DOCUMENT PASSAGE.
The types of food consumed within a specific diet also will have an effect on health.

“It is important to point out that both [omnivorous and vegetarian] diets can be disastrous or healthy,” says Ryan Andrews, a dietician and exercise physiologist with the Johns Hopkins Weight Management Center. “Jujubes and beers constitute a vegan [plant-only] diet. Cheese and sausage constitute an omnivorous diet.  Obviously we know these aren’t the best food choices for optimal health.”  

A well-designed vegetarian diet, as opposed to a junk food vegetarian diet, would be low in fat and high in plant foods such as fruits, vegetables, beans, whole grains, nuts and seeds, says Susan Bowerman, Assistant Director of the UCLA Center for Human Nutrition.

“These foods are all cholesterol-free, low in total fat and saturated fat, rich in vitamins, minerals, and phytochemicals which offer numerous health benefits,” Bowerman says. “The diet would also naturally be high in fiber, which is also of benefit.”

And what are these benefits? Numerous studies from around the world have shown that plant-based diets not only extend life spans but also protect people from a number of diseases that plague heavy meat-eaters. The longest-lived peoples in the world all consume a mostly vegetarian diet, with a small percentage of protein derived from meat.

MATERIAL SHOWN.
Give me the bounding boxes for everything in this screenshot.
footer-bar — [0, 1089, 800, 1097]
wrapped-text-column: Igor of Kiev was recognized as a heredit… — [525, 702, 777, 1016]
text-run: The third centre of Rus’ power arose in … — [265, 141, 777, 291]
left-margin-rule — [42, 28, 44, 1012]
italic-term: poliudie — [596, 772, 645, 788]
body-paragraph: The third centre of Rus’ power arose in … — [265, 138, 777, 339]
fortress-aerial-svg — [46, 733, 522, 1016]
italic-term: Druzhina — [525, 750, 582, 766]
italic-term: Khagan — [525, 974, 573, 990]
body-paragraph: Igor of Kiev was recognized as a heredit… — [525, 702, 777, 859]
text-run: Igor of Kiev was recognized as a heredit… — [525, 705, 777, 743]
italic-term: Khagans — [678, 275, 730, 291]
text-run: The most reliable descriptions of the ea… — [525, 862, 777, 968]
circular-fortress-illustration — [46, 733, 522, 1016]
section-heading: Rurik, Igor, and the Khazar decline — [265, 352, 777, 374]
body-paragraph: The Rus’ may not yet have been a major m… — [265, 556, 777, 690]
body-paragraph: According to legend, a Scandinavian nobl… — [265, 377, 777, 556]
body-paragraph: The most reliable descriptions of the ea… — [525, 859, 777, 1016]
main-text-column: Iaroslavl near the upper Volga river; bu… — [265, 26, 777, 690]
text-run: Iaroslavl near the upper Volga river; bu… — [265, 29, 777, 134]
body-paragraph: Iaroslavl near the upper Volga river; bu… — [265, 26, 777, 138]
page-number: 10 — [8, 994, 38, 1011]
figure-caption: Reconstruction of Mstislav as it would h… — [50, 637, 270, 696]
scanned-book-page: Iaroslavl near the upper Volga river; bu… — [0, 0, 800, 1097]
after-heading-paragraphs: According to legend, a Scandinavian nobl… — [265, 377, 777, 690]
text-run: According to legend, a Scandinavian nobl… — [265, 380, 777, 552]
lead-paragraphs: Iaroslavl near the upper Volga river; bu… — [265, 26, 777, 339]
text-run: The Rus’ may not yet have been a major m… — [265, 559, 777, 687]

EXERCISE GOAL.
Continue the passage on vegetarian diets and health, starting after its last sentence. The entries have no connection to the text about vegetarian and omnivorous diets.

RESPONSE AREA.
Take Okinawans elders, for example. They live longer than any other people on the planet, with an average life expectancy of 81.2 years (the U.S. average is 76.8). Inhabitants of this Japanese island have 80 percent less heart disease and cancer of the breast and prostate than Americans, and half the rate of dementia and cancer of the ovaries and colon. Although genetics contributes to their longevity and superior health, the major player is lifestyle, scientists have found. Besides high levels of physical activity and low body fat levels, Okinawan elders  eat a lot of soy, vegetables, and fish, plus a moderate amount of alcohol. Compared to Americans, they  consume twice as many vegetables and three times more fruit, but 10 times less meat, poultry and eggs. (But paradise is being lost. Younger generations of Okinawans have switched to a more modern diet and lifestyle. Consequently, they have twice the rate of obesity as other Japanese, and more risk factors for heart disease. Dying at a younger age than their elders, younger Okinawans may eventually lower the average lifespan of the island.)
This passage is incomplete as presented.